* START SUPPLIED RECORDS *

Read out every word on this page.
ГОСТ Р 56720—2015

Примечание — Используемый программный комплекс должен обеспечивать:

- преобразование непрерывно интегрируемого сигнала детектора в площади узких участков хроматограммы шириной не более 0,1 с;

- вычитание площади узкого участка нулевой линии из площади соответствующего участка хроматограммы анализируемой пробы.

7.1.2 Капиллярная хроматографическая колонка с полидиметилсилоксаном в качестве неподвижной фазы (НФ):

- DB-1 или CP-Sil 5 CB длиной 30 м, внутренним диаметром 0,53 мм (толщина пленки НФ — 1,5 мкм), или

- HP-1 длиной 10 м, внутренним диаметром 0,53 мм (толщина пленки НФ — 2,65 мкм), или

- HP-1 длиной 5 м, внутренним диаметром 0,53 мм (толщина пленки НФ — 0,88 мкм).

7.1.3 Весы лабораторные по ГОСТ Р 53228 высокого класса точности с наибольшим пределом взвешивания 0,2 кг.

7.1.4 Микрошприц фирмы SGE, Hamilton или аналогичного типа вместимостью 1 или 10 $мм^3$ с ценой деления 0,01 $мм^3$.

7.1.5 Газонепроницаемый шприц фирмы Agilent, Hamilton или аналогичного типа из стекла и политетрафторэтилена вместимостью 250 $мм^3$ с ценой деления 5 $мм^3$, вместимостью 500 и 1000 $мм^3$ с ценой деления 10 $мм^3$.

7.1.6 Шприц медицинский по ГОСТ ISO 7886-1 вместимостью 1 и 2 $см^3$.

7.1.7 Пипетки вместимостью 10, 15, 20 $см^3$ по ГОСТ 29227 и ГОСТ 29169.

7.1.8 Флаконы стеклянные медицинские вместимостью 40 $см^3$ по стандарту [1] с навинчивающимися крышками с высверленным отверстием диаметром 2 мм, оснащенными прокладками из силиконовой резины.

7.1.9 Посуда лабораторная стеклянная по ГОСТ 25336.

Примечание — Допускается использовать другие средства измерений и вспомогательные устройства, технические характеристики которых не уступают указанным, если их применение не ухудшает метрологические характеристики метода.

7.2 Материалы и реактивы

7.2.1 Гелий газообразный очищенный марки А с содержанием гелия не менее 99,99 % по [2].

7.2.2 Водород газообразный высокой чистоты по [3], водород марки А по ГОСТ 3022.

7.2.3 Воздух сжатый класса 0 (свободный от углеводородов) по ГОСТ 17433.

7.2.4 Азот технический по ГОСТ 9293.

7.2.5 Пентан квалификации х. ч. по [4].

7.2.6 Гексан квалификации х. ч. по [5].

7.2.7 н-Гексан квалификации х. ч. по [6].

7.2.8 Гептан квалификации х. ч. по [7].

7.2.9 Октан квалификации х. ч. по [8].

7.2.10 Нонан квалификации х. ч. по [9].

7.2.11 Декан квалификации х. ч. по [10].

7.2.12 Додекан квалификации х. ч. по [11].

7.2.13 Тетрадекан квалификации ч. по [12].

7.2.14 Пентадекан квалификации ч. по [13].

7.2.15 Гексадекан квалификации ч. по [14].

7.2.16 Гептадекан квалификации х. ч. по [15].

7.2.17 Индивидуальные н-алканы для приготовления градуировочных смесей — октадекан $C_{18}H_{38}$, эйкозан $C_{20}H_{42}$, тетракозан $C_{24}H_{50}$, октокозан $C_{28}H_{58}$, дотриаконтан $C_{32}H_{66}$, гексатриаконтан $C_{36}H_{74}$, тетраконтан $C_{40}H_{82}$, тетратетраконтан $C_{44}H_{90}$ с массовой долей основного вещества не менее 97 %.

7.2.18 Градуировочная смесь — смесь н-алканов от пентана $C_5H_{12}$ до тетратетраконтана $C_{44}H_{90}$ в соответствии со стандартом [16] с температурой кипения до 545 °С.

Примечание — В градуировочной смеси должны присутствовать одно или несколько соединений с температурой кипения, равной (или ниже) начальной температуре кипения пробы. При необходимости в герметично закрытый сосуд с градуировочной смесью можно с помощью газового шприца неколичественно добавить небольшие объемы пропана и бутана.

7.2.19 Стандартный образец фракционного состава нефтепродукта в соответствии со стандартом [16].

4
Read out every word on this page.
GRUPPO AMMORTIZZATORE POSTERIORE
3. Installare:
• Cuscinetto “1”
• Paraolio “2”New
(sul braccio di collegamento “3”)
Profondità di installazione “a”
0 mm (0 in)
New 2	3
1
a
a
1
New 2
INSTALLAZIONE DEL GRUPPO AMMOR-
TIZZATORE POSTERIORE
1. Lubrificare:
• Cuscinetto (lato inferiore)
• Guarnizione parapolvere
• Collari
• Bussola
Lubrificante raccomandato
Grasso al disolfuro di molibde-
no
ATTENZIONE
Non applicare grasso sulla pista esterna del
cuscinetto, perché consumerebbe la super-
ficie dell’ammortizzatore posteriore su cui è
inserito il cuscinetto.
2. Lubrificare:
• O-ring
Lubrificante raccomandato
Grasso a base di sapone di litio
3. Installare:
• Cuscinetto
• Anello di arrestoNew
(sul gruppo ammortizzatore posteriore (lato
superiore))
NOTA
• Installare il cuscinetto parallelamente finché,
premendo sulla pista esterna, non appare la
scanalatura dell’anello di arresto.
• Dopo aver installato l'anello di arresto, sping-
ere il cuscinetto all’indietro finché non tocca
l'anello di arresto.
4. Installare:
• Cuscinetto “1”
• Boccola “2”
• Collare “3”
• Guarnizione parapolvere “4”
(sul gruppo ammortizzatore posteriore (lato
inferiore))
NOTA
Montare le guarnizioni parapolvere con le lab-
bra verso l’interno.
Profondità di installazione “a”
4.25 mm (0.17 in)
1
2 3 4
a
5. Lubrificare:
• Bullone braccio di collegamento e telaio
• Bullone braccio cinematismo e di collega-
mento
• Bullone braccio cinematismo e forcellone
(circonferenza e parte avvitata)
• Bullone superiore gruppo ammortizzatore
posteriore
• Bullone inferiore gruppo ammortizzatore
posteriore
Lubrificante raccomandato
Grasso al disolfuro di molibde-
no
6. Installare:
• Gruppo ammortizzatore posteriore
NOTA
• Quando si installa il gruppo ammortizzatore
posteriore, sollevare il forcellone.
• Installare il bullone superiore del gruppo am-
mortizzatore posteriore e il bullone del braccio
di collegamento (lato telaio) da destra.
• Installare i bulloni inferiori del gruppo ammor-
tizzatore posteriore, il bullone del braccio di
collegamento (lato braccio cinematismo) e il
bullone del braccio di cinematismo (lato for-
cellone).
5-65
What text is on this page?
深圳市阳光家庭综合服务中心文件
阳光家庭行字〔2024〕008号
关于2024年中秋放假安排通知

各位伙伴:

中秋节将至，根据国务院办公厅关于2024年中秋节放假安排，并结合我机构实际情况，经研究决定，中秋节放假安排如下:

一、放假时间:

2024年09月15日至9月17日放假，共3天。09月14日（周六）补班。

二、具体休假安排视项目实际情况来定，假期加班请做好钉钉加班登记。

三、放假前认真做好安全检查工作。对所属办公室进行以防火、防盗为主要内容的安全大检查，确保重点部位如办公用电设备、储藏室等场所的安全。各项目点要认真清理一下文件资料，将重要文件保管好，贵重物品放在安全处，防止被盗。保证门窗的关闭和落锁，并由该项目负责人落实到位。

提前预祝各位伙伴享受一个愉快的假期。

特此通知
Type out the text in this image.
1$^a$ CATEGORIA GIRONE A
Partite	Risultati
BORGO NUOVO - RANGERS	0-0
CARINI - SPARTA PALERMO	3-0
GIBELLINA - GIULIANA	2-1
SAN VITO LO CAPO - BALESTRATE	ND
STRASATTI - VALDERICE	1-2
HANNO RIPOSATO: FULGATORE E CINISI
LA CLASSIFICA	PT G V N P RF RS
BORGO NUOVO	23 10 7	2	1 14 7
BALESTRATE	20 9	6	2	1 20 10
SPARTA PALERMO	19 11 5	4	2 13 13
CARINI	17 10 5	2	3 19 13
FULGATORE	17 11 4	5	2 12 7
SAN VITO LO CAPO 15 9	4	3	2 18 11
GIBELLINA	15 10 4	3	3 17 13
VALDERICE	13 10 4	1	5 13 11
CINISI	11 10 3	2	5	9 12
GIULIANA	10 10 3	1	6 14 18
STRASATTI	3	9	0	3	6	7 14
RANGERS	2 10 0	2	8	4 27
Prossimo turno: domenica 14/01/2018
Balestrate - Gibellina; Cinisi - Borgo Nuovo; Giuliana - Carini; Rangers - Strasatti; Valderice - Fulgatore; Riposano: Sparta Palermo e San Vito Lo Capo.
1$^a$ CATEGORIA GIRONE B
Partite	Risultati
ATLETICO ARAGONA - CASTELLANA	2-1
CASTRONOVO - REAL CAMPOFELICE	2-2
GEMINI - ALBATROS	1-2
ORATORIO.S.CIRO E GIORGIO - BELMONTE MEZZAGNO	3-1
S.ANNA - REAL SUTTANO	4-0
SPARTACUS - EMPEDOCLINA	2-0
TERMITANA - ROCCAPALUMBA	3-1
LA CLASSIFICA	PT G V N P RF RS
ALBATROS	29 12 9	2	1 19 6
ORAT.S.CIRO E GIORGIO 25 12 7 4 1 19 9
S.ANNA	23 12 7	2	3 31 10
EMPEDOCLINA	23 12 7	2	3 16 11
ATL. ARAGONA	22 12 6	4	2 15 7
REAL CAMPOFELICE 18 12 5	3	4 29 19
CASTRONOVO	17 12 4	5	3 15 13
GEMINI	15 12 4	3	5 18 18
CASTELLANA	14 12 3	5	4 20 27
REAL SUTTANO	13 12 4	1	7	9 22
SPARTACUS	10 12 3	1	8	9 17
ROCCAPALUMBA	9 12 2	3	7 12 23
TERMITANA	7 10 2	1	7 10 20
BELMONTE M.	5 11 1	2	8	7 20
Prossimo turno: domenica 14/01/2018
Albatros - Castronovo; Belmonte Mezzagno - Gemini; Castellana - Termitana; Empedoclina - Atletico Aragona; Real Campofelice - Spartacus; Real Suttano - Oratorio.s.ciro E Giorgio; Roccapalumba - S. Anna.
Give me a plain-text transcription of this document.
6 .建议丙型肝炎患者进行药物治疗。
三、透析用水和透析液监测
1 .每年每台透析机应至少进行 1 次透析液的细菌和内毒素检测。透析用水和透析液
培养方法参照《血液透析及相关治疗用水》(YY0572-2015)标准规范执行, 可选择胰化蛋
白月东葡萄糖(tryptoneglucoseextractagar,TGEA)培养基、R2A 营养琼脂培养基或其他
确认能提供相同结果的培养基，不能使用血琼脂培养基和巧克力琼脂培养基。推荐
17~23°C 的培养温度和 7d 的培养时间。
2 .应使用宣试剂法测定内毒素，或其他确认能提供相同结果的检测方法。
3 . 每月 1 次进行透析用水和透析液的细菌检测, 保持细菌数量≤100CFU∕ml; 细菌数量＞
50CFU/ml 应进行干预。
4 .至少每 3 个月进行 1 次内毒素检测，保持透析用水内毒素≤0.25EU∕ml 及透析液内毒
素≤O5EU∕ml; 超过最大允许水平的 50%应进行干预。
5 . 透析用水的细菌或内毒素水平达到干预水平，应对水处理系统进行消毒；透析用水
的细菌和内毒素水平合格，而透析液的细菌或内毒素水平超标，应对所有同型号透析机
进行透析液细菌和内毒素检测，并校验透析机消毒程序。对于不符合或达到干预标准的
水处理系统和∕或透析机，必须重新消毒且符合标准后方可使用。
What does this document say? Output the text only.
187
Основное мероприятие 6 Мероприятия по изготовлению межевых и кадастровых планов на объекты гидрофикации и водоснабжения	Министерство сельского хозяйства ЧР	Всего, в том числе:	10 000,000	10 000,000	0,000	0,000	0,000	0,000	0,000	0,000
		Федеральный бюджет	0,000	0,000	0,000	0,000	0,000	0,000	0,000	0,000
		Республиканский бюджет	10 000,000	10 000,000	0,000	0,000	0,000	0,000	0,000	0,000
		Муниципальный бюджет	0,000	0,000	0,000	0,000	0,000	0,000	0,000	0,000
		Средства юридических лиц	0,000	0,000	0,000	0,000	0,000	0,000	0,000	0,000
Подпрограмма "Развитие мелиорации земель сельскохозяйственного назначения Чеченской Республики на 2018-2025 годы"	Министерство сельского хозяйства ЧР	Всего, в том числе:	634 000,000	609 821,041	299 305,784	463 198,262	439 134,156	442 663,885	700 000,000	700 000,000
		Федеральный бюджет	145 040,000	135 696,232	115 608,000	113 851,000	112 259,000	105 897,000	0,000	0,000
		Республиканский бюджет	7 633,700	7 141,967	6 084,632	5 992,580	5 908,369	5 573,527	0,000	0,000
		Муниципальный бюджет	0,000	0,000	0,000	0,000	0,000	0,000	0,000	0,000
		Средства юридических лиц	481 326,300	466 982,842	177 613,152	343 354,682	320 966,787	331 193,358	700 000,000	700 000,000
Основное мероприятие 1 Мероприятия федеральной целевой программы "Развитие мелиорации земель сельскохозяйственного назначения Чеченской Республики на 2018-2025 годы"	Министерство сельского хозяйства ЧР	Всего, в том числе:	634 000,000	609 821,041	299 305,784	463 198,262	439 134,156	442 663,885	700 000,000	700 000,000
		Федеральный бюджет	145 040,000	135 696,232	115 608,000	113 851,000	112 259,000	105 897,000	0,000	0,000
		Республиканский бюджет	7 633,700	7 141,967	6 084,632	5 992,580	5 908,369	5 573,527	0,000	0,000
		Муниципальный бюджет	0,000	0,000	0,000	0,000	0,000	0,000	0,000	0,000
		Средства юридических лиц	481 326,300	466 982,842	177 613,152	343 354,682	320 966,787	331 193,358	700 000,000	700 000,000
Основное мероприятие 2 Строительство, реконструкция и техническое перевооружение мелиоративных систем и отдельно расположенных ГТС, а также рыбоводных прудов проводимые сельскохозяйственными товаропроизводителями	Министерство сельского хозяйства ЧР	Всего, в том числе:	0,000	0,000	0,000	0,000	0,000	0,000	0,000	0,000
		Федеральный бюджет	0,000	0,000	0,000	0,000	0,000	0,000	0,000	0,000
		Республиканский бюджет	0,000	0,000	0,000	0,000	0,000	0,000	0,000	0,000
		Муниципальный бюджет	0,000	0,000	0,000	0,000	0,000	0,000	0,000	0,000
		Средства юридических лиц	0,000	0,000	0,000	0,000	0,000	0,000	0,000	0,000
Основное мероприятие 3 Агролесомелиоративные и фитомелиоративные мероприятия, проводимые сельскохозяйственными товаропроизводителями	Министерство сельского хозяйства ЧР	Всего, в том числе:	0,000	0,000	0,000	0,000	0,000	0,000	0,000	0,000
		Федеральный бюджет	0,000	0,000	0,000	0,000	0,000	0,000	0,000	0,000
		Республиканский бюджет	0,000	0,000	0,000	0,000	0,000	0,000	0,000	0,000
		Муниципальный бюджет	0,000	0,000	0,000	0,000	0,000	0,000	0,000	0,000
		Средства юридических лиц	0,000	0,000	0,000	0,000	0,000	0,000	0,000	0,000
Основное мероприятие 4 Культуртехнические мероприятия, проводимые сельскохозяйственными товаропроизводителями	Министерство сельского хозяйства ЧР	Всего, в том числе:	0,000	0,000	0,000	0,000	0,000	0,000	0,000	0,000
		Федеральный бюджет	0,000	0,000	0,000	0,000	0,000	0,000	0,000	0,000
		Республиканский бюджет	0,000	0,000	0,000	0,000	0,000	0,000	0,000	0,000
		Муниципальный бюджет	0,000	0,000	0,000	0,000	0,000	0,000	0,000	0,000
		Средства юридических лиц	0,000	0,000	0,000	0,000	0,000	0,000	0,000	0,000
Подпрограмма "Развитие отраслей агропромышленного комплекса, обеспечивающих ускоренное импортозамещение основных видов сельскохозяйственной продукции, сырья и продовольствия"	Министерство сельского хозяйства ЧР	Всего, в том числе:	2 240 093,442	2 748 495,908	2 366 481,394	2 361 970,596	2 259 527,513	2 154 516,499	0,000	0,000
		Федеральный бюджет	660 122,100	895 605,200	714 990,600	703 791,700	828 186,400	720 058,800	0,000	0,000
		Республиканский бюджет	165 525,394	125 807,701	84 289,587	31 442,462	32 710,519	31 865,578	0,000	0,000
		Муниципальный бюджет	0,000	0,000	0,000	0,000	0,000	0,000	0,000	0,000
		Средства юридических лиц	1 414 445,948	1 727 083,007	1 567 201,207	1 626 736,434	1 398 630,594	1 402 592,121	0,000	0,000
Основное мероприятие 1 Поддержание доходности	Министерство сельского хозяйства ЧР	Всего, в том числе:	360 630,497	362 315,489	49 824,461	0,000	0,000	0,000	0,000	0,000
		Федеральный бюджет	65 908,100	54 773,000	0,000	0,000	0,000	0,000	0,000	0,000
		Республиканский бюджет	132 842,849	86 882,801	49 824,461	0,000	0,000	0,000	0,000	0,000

* END SUPPLIED RECORDS *

EXERCISE TASK: Search the entries for "document" and copy out each line that has it.

RESPONSE:
Give me a plain-text transcription of this document.
What does this document say? Output the text only.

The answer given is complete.